Recorded data

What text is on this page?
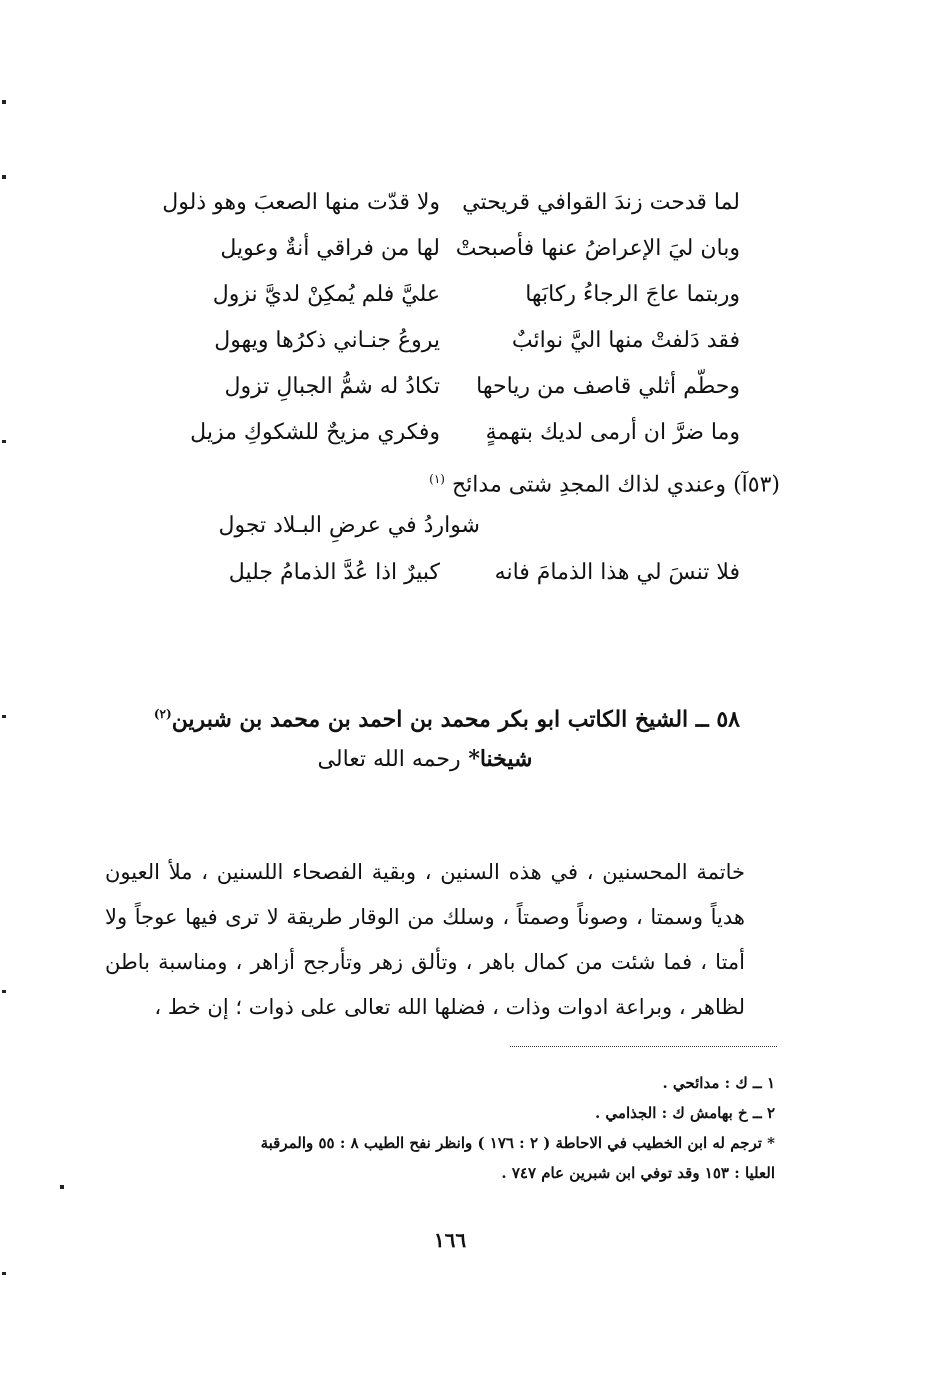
لما قدحت زندَ القوافي قريحتي
ولا قدّت منها الصعبَ وهو ذلول
وبان ليَ الإعراضُ عنها فأصبحتْ
لها من فراقي أنةٌ وعويل
وربتما عاجَ الرجاءُ ركابَها
عليَّ فلم يُمكِنْ لديَّ نزول
فقد دَلفتْ منها اليَّ نوائبٌ
يروعُ جنـاني ذكرُها ويهول
وحطّم أثلي قاصف من رياحها
تكادُ له شمُّ الجبالِ تزول
وما ضرَّ ان أرمى لديك بتهمةٍ
وفكري مزيحٌ للشكوكِ مزيل
(٥٣آ) وعندي لذاك المجدِ شتى مدائح $^{(١)}$
شواردُ في عرضِ البـلاد تجول
فلا تنسَ لي هذا الذمامَ فانه
كبيرٌ اذا عُدَّ الذمامُ جليل
٥٨ ــ الشيخ الكاتب ابو بكر محمد بن احمد بن محمد بن شبرين$^{(٢)}$
شيخنا* رحمه الله تعالى
خاتمة المحسنين ، في هذه السنين ، وبقية الفصحاء اللسنين ، ملأ العيون هدياً وسمتا ، وصوناً وصمتاً ، وسلك من الوقار طريقة لا ترى فيها عوجاً ولا أمتا ، فما شئت من كمال باهر ، وتألق زهر وتأرجح أزاهر ، ومناسبة باطن لظاهر ، وبراعة ادوات وذات ، فضلها الله تعالى على ذوات ؛ إن خط ،
١ ــ ك : مدائحي .
٢ ــ خ بهامش ك : الجذامي .
* ترجم له ابن الخطيب في الاحاطة ( ٢ : ١٧٦ ) وانظر نفح الطيب ٨ : ٥٥ والمرقبة
العليا : ١٥٣ وقد توفي ابن شبرين عام ٧٤٧ .
١٦٦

◆ Required work: Pull out each line of the records holding the string "الله".

◆ The response:
شيخنا* رحمه الله تعالى
خاتمة المحسنين ، في هذه السنين ، وبقية الفصحاء اللسنين ، ملأ العيون هدياً وسمتا ، وصوناً وصمتاً ، وسلك من الوقار طريقة لا ترى فيها عوجاً ولا أمتا ، فما شئت من كمال باهر ، وتألق زهر وتأرجح أزاهر ، ومناسبة باطن لظاهر ، وبراعة ادوات وذات ، فضلها الله تعالى على ذوات ؛ إن خط ،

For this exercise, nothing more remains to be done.